## WHAT YOU NEED TO DO
What is the number of lines in the data holding the word "title"? Give that number by itself.

## DATA SHOWN
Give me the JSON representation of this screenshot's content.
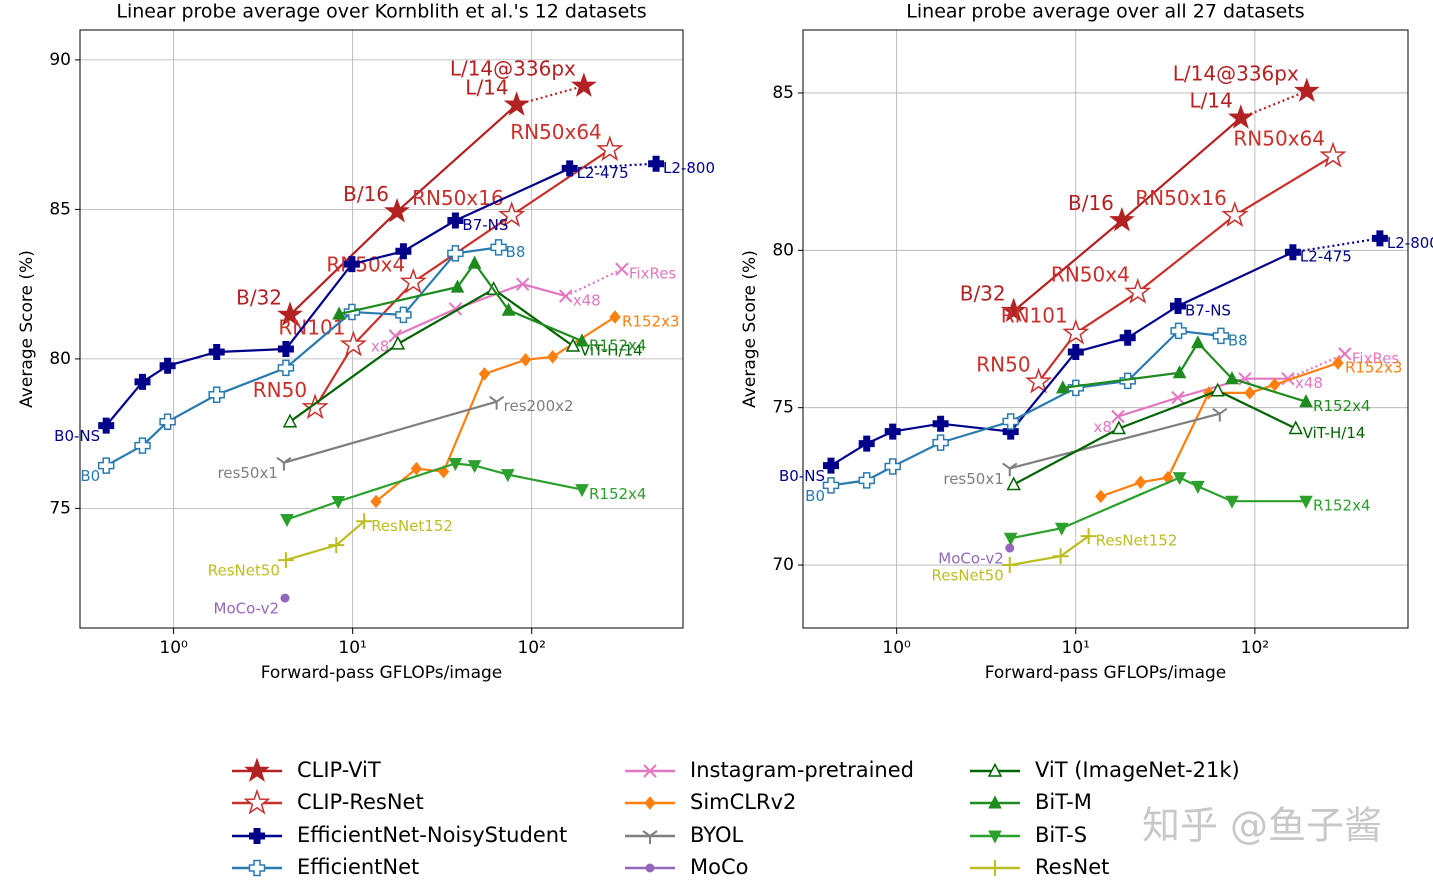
{
  "chart_data": [
    {
      "type": "line",
      "title": "Linear probe average over Kornblith et al.'s 12 datasets",
      "xlabel": "Forward-pass GFLOPs/image",
      "ylabel": "Average Score (%)",
      "xscale": "log",
      "grid": true,
      "xlim": [
        0.3,
        700
      ],
      "ylim": [
        71,
        91
      ],
      "xticks": [
        {
          "value": 1,
          "label": "10⁰"
        },
        {
          "value": 10,
          "label": "10¹"
        },
        {
          "value": 100,
          "label": "10²"
        }
      ],
      "yticks": [
        75,
        80,
        85,
        90
      ],
      "series": [
        {
          "name": "CLIP-ViT",
          "color": "#b22222",
          "marker": "star",
          "dotted_last": true,
          "x": [
            4.47,
            17.7,
            82.4,
            195.6
          ],
          "values": [
            81.47,
            84.93,
            88.5,
            89.13
          ],
          "labels": [
            "B/32",
            "B/16",
            "L/14",
            "L/14@336px"
          ]
        },
        {
          "name": "CLIP-ResNet",
          "color": "#c8302c",
          "marker": "star-open",
          "x": [
            6.17,
            10.1,
            21.8,
            77.3,
            273
          ],
          "values": [
            78.37,
            80.47,
            82.57,
            84.8,
            87.0
          ],
          "labels": [
            "RN50",
            "RN101",
            "RN50x4",
            "RN50x16",
            "RN50x64"
          ]
        },
        {
          "name": "EfficientNet-NoisyStudent",
          "color": "#00008b",
          "marker": "plus",
          "dotted_last": true,
          "x": [
            0.42,
            0.67,
            0.925,
            1.74,
            4.24,
            9.9,
            19.2,
            37.5,
            163,
            495
          ],
          "values": [
            77.77,
            79.23,
            79.77,
            80.23,
            80.33,
            83.17,
            83.6,
            84.63,
            86.37,
            86.53
          ],
          "labels": [
            "B0-NS",
            null,
            null,
            null,
            null,
            null,
            null,
            "B7-NS",
            "L2-475",
            "L2-800"
          ]
        },
        {
          "name": "EfficientNet",
          "color": "#2a7ab0",
          "marker": "plus-open",
          "x": [
            0.42,
            0.67,
            0.925,
            1.74,
            4.24,
            9.9,
            19.2,
            37.5,
            65.3
          ],
          "values": [
            76.43,
            77.1,
            77.9,
            78.8,
            79.7,
            81.57,
            81.47,
            83.53,
            83.73
          ],
          "labels": [
            "B0",
            null,
            null,
            null,
            null,
            null,
            null,
            null,
            "B8"
          ]
        },
        {
          "name": "Instagram-pretrained",
          "color": "#e377c2",
          "marker": "x",
          "dotted_last": true,
          "x": [
            17.3,
            37.5,
            89,
            155,
            319
          ],
          "values": [
            80.77,
            81.67,
            82.5,
            82.1,
            83.0
          ],
          "labels": [
            "x8",
            null,
            null,
            "x48",
            "FixRes"
          ]
        },
        {
          "name": "SimCLRv2",
          "color": "#ff7f0e",
          "marker": "diamond",
          "x": [
            13.5,
            22.7,
            32.2,
            54.5,
            92.5,
            131,
            292
          ],
          "values": [
            75.23,
            76.33,
            76.23,
            79.5,
            79.97,
            80.07,
            81.4
          ],
          "labels": [
            null,
            null,
            null,
            null,
            null,
            null,
            "R152x3"
          ]
        },
        {
          "name": "BYOL",
          "color": "#7f7f7f",
          "marker": "tri",
          "x": [
            4.13,
            63.7
          ],
          "values": [
            76.53,
            78.57
          ],
          "labels": [
            "res50x1",
            "res200x2"
          ]
        },
        {
          "name": "MoCo",
          "color": "#9467bd",
          "marker": "circle",
          "x": [
            4.19
          ],
          "values": [
            72.0
          ],
          "labels": [
            "MoCo-v2"
          ]
        },
        {
          "name": "ViT (ImageNet-21k)",
          "color": "#006400",
          "marker": "triangle-open",
          "x": [
            4.47,
            17.9,
            61.3,
            170
          ],
          "values": [
            77.9,
            80.5,
            82.33,
            80.43
          ],
          "labels": [
            null,
            null,
            null,
            "ViT-H/14"
          ]
        },
        {
          "name": "BiT-M",
          "color": "#1e8b1e",
          "marker": "triangle",
          "x": [
            8.4,
            38.5,
            48,
            74.3,
            191
          ],
          "values": [
            81.5,
            82.4,
            83.2,
            81.63,
            80.6
          ],
          "labels": [
            null,
            null,
            null,
            null,
            "R152x4"
          ]
        },
        {
          "name": "BiT-S",
          "color": "#2ca02c",
          "marker": "triangle-down",
          "x": [
            4.3,
            8.3,
            37.5,
            48,
            73.5,
            191
          ],
          "values": [
            74.63,
            75.23,
            76.5,
            76.43,
            76.13,
            75.63
          ],
          "labels": [
            null,
            null,
            null,
            null,
            null,
            "R152x4"
          ]
        },
        {
          "name": "ResNet",
          "color": "#bcbd22",
          "marker": "plus-thin",
          "x": [
            4.24,
            8.1,
            11.6
          ],
          "values": [
            73.27,
            73.77,
            74.57
          ],
          "labels": [
            "ResNet50",
            null,
            "ResNet152"
          ]
        }
      ]
    },
    {
      "type": "line",
      "title": "Linear probe average over all 27 datasets",
      "xlabel": "Forward-pass GFLOPs/image",
      "ylabel": "Average Score (%)",
      "xscale": "log",
      "grid": true,
      "xlim": [
        0.3,
        716
      ],
      "ylim": [
        68,
        87
      ],
      "xticks": [
        {
          "value": 1,
          "label": "10⁰"
        },
        {
          "value": 10,
          "label": "10¹"
        },
        {
          "value": 100,
          "label": "10²"
        }
      ],
      "yticks": [
        70,
        75,
        80,
        85
      ],
      "series": [
        {
          "name": "CLIP-ViT",
          "color": "#b22222",
          "marker": "star",
          "dotted_last": true,
          "x": [
            4.5,
            18.1,
            83.5,
            195
          ],
          "values": [
            78.07,
            80.95,
            84.21,
            85.06
          ],
          "labels": [
            "B/32",
            "B/16",
            "L/14",
            "L/14@336px"
          ]
        },
        {
          "name": "CLIP-ResNet",
          "color": "#c8302c",
          "marker": "star-open",
          "x": [
            6.2,
            10.0,
            22.2,
            77.3,
            273
          ],
          "values": [
            75.82,
            77.37,
            78.67,
            81.11,
            83.0
          ],
          "labels": [
            "RN50",
            "RN101",
            "RN50x4",
            "RN50x16",
            "RN50x64"
          ]
        },
        {
          "name": "EfficientNet-NoisyStudent",
          "color": "#00008b",
          "marker": "plus",
          "dotted_last": true,
          "x": [
            0.43,
            0.68,
            0.95,
            1.76,
            4.33,
            10.0,
            19.5,
            37.2,
            163,
            499
          ],
          "values": [
            73.16,
            73.86,
            74.24,
            74.49,
            74.24,
            76.77,
            77.22,
            78.23,
            79.94,
            80.38
          ],
          "labels": [
            "B0-NS",
            null,
            null,
            null,
            null,
            null,
            null,
            "B7-NS",
            "L2-475",
            "L2-800"
          ]
        },
        {
          "name": "EfficientNet",
          "color": "#2a7ab0",
          "marker": "plus-open",
          "x": [
            0.43,
            0.68,
            0.95,
            1.76,
            4.33,
            10.0,
            19.5,
            37.5,
            64.6
          ],
          "values": [
            72.53,
            72.69,
            73.13,
            73.89,
            74.56,
            75.63,
            75.85,
            77.44,
            77.28
          ],
          "labels": [
            "B0",
            null,
            null,
            null,
            null,
            null,
            null,
            null,
            "B8"
          ]
        },
        {
          "name": "Instagram-pretrained",
          "color": "#e377c2",
          "marker": "x",
          "dotted_last": true,
          "x": [
            17.2,
            37.2,
            88,
            153,
            318
          ],
          "values": [
            74.72,
            75.32,
            75.92,
            75.92,
            76.71
          ],
          "labels": [
            "x8",
            null,
            null,
            "x48",
            "FixRes"
          ]
        },
        {
          "name": "SimCLRv2",
          "color": "#ff7f0e",
          "marker": "diamond",
          "x": [
            13.8,
            23,
            32.7,
            55.3,
            93.7,
            129,
            291
          ],
          "values": [
            72.18,
            72.63,
            72.78,
            75.47,
            75.47,
            75.73,
            76.42
          ],
          "labels": [
            null,
            null,
            null,
            null,
            null,
            null,
            "R152x3"
          ]
        },
        {
          "name": "BYOL",
          "color": "#7f7f7f",
          "marker": "tri",
          "x": [
            4.28,
            63.7
          ],
          "values": [
            73.07,
            74.81
          ],
          "labels": [
            "res50x1",
            null
          ]
        },
        {
          "name": "MoCo",
          "color": "#9467bd",
          "marker": "circle",
          "x": [
            4.28
          ],
          "values": [
            70.54
          ],
          "labels": [
            "MoCo-v2"
          ]
        },
        {
          "name": "ViT (ImageNet-21k)",
          "color": "#006400",
          "marker": "triangle-open",
          "x": [
            4.5,
            17.4,
            62.0,
            169
          ],
          "values": [
            72.56,
            74.34,
            75.54,
            74.34
          ],
          "labels": [
            null,
            null,
            null,
            "ViT-H/14"
          ]
        },
        {
          "name": "BiT-M",
          "color": "#1e8b1e",
          "marker": "triangle",
          "x": [
            8.46,
            38.0,
            48.1,
            74.5,
            193
          ],
          "values": [
            75.63,
            76.11,
            77.06,
            75.92,
            75.19
          ],
          "labels": [
            null,
            null,
            null,
            null,
            "R152x4"
          ]
        },
        {
          "name": "BiT-S",
          "color": "#2ca02c",
          "marker": "triangle-down",
          "x": [
            4.33,
            8.35,
            38,
            48.1,
            74.5,
            193
          ],
          "values": [
            70.85,
            71.17,
            72.78,
            72.5,
            72.03,
            72.03
          ],
          "labels": [
            null,
            null,
            null,
            null,
            null,
            "R152x4"
          ]
        },
        {
          "name": "ResNet",
          "color": "#bcbd22",
          "marker": "plus-thin",
          "x": [
            4.28,
            8.23,
            11.8
          ],
          "values": [
            70.0,
            70.28,
            70.92
          ],
          "labels": [
            "ResNet50",
            null,
            "ResNet152"
          ]
        }
      ]
    }
  ],
  "watermark": "知乎 @鱼子酱"
}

## FULL OUTPUT
2